Stored entries:
════════════════════
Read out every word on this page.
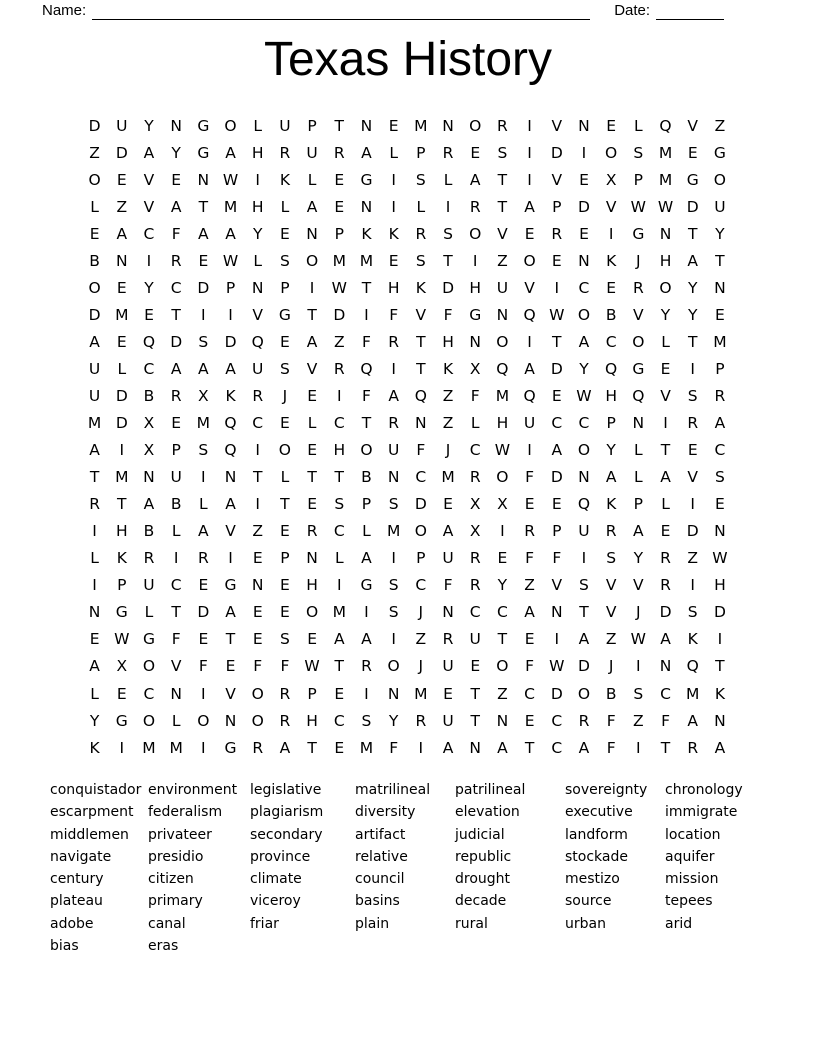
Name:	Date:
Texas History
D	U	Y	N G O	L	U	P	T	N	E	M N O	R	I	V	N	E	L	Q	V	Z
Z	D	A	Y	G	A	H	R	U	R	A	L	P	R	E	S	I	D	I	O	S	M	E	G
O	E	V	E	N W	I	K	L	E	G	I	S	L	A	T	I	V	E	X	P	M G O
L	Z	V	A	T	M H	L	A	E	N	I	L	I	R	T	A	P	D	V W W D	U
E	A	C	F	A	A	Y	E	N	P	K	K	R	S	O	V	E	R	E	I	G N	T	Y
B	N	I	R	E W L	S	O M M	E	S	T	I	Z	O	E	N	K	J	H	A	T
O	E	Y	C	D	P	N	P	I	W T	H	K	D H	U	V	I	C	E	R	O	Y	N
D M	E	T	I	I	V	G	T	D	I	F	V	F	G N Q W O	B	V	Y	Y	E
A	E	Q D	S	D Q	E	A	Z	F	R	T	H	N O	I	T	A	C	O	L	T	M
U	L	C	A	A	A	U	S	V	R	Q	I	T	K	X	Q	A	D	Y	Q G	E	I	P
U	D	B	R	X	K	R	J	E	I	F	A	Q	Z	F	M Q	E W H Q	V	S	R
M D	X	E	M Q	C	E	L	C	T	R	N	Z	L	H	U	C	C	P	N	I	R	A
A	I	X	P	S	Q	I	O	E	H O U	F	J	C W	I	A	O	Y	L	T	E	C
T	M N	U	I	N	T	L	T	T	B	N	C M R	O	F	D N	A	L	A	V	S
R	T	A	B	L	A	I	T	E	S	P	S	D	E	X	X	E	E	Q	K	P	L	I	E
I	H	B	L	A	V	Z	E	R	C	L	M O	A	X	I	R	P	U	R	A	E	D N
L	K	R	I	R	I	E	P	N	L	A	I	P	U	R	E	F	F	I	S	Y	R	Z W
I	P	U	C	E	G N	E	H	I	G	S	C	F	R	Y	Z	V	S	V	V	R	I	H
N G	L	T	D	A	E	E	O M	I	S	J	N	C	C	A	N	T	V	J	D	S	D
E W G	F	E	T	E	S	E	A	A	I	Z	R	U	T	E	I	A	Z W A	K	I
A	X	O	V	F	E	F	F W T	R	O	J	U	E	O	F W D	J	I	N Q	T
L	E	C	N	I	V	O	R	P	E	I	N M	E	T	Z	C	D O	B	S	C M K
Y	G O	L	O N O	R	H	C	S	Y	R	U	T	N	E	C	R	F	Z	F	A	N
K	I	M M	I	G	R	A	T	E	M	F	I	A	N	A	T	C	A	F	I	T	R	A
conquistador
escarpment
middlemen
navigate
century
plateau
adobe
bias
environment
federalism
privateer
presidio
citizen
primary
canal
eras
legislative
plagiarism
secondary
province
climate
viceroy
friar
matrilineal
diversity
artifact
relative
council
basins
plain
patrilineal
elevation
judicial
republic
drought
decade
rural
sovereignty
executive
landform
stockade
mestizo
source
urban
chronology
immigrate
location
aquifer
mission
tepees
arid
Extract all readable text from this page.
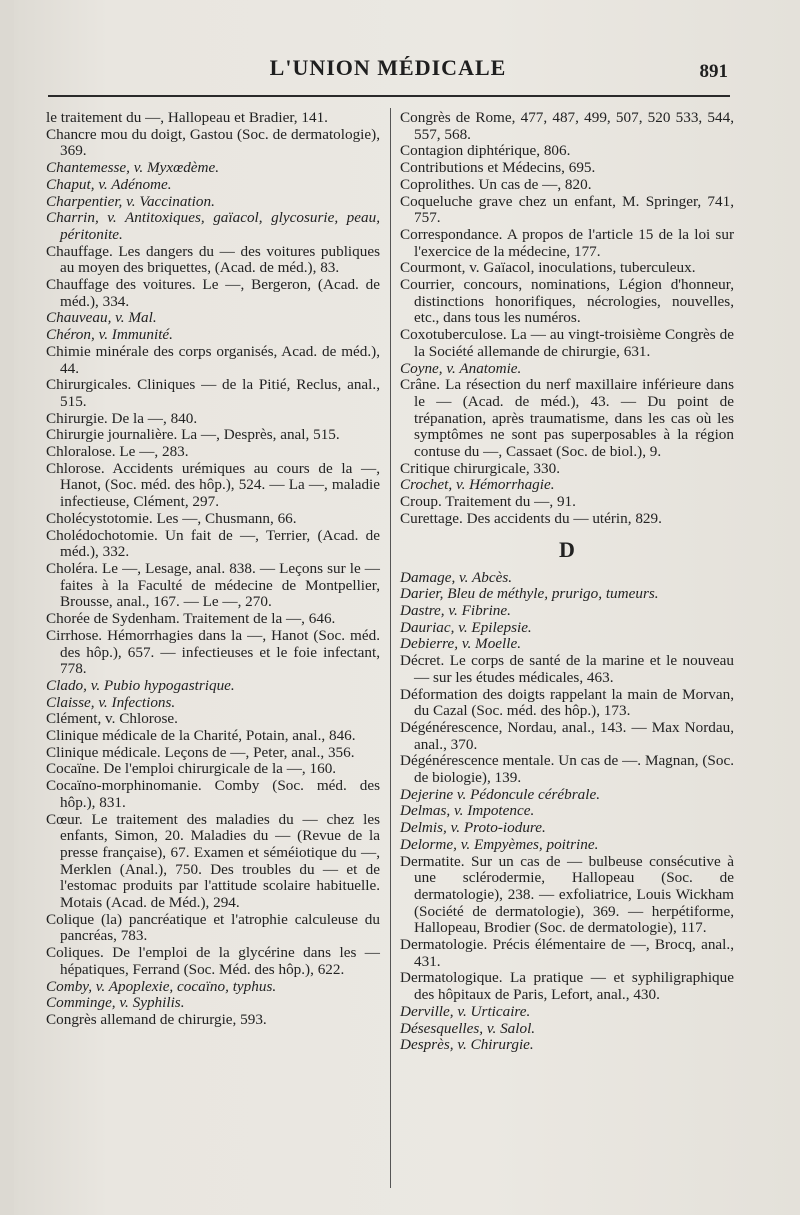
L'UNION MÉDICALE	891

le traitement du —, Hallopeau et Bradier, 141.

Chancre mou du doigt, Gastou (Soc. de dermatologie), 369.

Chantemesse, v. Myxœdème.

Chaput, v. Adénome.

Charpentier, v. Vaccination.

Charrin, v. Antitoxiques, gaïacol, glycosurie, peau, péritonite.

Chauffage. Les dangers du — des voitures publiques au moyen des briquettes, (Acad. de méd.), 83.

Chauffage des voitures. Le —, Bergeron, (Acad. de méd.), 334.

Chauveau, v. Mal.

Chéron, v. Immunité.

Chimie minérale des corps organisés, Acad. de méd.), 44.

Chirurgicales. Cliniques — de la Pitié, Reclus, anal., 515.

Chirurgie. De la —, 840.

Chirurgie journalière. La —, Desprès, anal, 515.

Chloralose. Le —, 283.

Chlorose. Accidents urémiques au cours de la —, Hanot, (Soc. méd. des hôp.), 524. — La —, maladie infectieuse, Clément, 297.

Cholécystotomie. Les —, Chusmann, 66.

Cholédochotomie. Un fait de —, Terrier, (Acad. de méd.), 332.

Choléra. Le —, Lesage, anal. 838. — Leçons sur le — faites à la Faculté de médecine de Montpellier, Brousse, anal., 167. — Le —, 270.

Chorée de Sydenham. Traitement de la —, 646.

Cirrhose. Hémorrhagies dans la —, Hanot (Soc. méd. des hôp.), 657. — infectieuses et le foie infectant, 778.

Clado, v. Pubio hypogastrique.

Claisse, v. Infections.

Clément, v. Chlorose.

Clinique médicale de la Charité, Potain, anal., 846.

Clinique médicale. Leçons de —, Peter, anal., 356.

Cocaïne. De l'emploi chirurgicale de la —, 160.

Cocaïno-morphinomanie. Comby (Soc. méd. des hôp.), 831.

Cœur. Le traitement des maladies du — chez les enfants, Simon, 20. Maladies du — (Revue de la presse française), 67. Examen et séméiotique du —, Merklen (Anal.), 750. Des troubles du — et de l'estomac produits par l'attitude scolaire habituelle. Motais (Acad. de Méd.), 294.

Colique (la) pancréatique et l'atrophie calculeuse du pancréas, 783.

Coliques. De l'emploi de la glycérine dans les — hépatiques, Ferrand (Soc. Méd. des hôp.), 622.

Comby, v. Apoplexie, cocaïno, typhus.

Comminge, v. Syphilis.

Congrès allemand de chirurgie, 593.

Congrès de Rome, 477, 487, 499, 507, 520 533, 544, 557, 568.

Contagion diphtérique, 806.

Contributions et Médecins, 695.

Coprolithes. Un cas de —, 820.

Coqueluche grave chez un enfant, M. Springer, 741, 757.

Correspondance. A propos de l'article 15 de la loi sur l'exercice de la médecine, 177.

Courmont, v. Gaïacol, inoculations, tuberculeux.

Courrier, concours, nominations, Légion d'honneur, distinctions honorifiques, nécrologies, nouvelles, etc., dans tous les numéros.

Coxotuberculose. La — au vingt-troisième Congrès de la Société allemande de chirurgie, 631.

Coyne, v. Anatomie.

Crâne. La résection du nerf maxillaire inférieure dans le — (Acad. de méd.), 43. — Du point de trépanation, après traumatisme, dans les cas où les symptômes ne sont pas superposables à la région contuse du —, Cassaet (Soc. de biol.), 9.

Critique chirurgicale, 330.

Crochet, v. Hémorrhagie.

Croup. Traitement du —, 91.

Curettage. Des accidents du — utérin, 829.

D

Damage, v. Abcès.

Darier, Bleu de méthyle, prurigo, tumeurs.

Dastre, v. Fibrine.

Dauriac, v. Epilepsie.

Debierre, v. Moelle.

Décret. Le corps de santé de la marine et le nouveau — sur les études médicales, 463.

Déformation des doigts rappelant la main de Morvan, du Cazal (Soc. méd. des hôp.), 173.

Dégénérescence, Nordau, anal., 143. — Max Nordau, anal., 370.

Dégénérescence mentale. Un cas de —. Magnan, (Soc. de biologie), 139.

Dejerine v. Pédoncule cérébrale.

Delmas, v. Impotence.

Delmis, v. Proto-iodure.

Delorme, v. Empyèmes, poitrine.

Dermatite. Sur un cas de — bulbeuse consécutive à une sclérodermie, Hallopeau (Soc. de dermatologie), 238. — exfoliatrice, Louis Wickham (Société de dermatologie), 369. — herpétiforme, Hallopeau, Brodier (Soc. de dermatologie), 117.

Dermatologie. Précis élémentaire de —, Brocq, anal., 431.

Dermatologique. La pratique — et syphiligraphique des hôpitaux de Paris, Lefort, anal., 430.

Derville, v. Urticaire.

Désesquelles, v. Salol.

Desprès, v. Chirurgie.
════════════════════
**What to do**: Transcribe the full listing above exactly, with the images removed.

**Solution for this problem**:
Read out every word on this page.
Name:	Date:
Texas History
D	U	Y	N G O	L	U	P	T	N	E	M N O	R	I	V	N	E	L	Q	V	Z
Z	D	A	Y	G	A	H	R	U	R	A	L	P	R	E	S	I	D	I	O	S	M	E	G
O	E	V	E	N W	I	K	L	E	G	I	S	L	A	T	I	V	E	X	P	M G O
L	Z	V	A	T	M H	L	A	E	N	I	L	I	R	T	A	P	D	V W W D	U
E	A	C	F	A	A	Y	E	N	P	K	K	R	S	O	V	E	R	E	I	G N	T	Y
B	N	I	R	E W L	S	O M M	E	S	T	I	Z	O	E	N	K	J	H	A	T
O	E	Y	C	D	P	N	P	I	W T	H	K	D H	U	V	I	C	E	R	O	Y	N
D M	E	T	I	I	V	G	T	D	I	F	V	F	G N Q W O	B	V	Y	Y	E
A	E	Q D	S	D Q	E	A	Z	F	R	T	H	N O	I	T	A	C	O	L	T	M
U	L	C	A	A	A	U	S	V	R	Q	I	T	K	X	Q	A	D	Y	Q G	E	I	P
U	D	B	R	X	K	R	J	E	I	F	A	Q	Z	F	M Q	E W H Q	V	S	R
M D	X	E	M Q	C	E	L	C	T	R	N	Z	L	H	U	C	C	P	N	I	R	A
A	I	X	P	S	Q	I	O	E	H O U	F	J	C W	I	A	O	Y	L	T	E	C
T	M N	U	I	N	T	L	T	T	B	N	C M R	O	F	D N	A	L	A	V	S
R	T	A	B	L	A	I	T	E	S	P	S	D	E	X	X	E	E	Q	K	P	L	I	E
I	H	B	L	A	V	Z	E	R	C	L	M O	A	X	I	R	P	U	R	A	E	D N
L	K	R	I	R	I	E	P	N	L	A	I	P	U	R	E	F	F	I	S	Y	R	Z W
I	P	U	C	E	G N	E	H	I	G	S	C	F	R	Y	Z	V	S	V	V	R	I	H
N G	L	T	D	A	E	E	O M	I	S	J	N	C	C	A	N	T	V	J	D	S	D
E W G	F	E	T	E	S	E	A	A	I	Z	R	U	T	E	I	A	Z W A	K	I
A	X	O	V	F	E	F	F W T	R	O	J	U	E	O	F W D	J	I	N Q	T
L	E	C	N	I	V	O	R	P	E	I	N M	E	T	Z	C	D O	B	S	C M K
Y	G O	L	O N O	R	H	C	S	Y	R	U	T	N	E	C	R	F	Z	F	A	N
K	I	M M	I	G	R	A	T	E	M	F	I	A	N	A	T	C	A	F	I	T	R	A
conquistador
escarpment
middlemen
navigate
century
plateau
adobe
bias
environment
federalism
privateer
presidio
citizen
primary
canal
eras
legislative
plagiarism
secondary
province
climate
viceroy
friar
matrilineal
diversity
artifact
relative
council
basins
plain
patrilineal
elevation
judicial
republic
drought
decade
rural
sovereignty
executive
landform
stockade
mestizo
source
urban
chronology
immigrate
location
aquifer
mission
tepees
arid
Extract all readable text from this page.
L'UNION MÉDICALE	891

le traitement du —, Hallopeau et Bradier, 141.

Chancre mou du doigt, Gastou (Soc. de dermatologie), 369.

Chantemesse, v. Myxœdème.

Chaput, v. Adénome.

Charpentier, v. Vaccination.

Charrin, v. Antitoxiques, gaïacol, glycosurie, peau, péritonite.

Chauffage. Les dangers du — des voitures publiques au moyen des briquettes, (Acad. de méd.), 83.

Chauffage des voitures. Le —, Bergeron, (Acad. de méd.), 334.

Chauveau, v. Mal.

Chéron, v. Immunité.

Chimie minérale des corps organisés, Acad. de méd.), 44.

Chirurgicales. Cliniques — de la Pitié, Reclus, anal., 515.

Chirurgie. De la —, 840.

Chirurgie journalière. La —, Desprès, anal, 515.

Chloralose. Le —, 283.

Chlorose. Accidents urémiques au cours de la —, Hanot, (Soc. méd. des hôp.), 524. — La —, maladie infectieuse, Clément, 297.

Cholécystotomie. Les —, Chusmann, 66.

Cholédochotomie. Un fait de —, Terrier, (Acad. de méd.), 332.

Choléra. Le —, Lesage, anal. 838. — Leçons sur le — faites à la Faculté de médecine de Montpellier, Brousse, anal., 167. — Le —, 270.

Chorée de Sydenham. Traitement de la —, 646.

Cirrhose. Hémorrhagies dans la —, Hanot (Soc. méd. des hôp.), 657. — infectieuses et le foie infectant, 778.

Clado, v. Pubio hypogastrique.

Claisse, v. Infections.

Clément, v. Chlorose.

Clinique médicale de la Charité, Potain, anal., 846.

Clinique médicale. Leçons de —, Peter, anal., 356.

Cocaïne. De l'emploi chirurgicale de la —, 160.

Cocaïno-morphinomanie. Comby (Soc. méd. des hôp.), 831.

Cœur. Le traitement des maladies du — chez les enfants, Simon, 20. Maladies du — (Revue de la presse française), 67. Examen et séméiotique du —, Merklen (Anal.), 750. Des troubles du — et de l'estomac produits par l'attitude scolaire habituelle. Motais (Acad. de Méd.), 294.

Colique (la) pancréatique et l'atrophie calculeuse du pancréas, 783.

Coliques. De l'emploi de la glycérine dans les — hépatiques, Ferrand (Soc. Méd. des hôp.), 622.

Comby, v. Apoplexie, cocaïno, typhus.

Comminge, v. Syphilis.

Congrès allemand de chirurgie, 593.

Congrès de Rome, 477, 487, 499, 507, 520 533, 544, 557, 568.

Contagion diphtérique, 806.

Contributions et Médecins, 695.

Coprolithes. Un cas de —, 820.

Coqueluche grave chez un enfant, M. Springer, 741, 757.

Correspondance. A propos de l'article 15 de la loi sur l'exercice de la médecine, 177.

Courmont, v. Gaïacol, inoculations, tuberculeux.

Courrier, concours, nominations, Légion d'honneur, distinctions honorifiques, nécrologies, nouvelles, etc., dans tous les numéros.

Coxotuberculose. La — au vingt-troisième Congrès de la Société allemande de chirurgie, 631.

Coyne, v. Anatomie.

Crâne. La résection du nerf maxillaire inférieure dans le — (Acad. de méd.), 43. — Du point de trépanation, après traumatisme, dans les cas où les symptômes ne sont pas superposables à la région contuse du —, Cassaet (Soc. de biol.), 9.

Critique chirurgicale, 330.

Crochet, v. Hémorrhagie.

Croup. Traitement du —, 91.

Curettage. Des accidents du — utérin, 829.

D

Damage, v. Abcès.

Darier, Bleu de méthyle, prurigo, tumeurs.

Dastre, v. Fibrine.

Dauriac, v. Epilepsie.

Debierre, v. Moelle.

Décret. Le corps de santé de la marine et le nouveau — sur les études médicales, 463.

Déformation des doigts rappelant la main de Morvan, du Cazal (Soc. méd. des hôp.), 173.

Dégénérescence, Nordau, anal., 143. — Max Nordau, anal., 370.

Dégénérescence mentale. Un cas de —. Magnan, (Soc. de biologie), 139.

Dejerine v. Pédoncule cérébrale.

Delmas, v. Impotence.

Delmis, v. Proto-iodure.

Delorme, v. Empyèmes, poitrine.

Dermatite. Sur un cas de — bulbeuse consécutive à une sclérodermie, Hallopeau (Soc. de dermatologie), 238. — exfoliatrice, Louis Wickham (Société de dermatologie), 369. — herpétiforme, Hallopeau, Brodier (Soc. de dermatologie), 117.

Dermatologie. Précis élémentaire de —, Brocq, anal., 431.

Dermatologique. La pratique — et syphiligraphique des hôpitaux de Paris, Lefort, anal., 430.

Derville, v. Urticaire.

Désesquelles, v. Salol.

Desprès, v. Chirurgie.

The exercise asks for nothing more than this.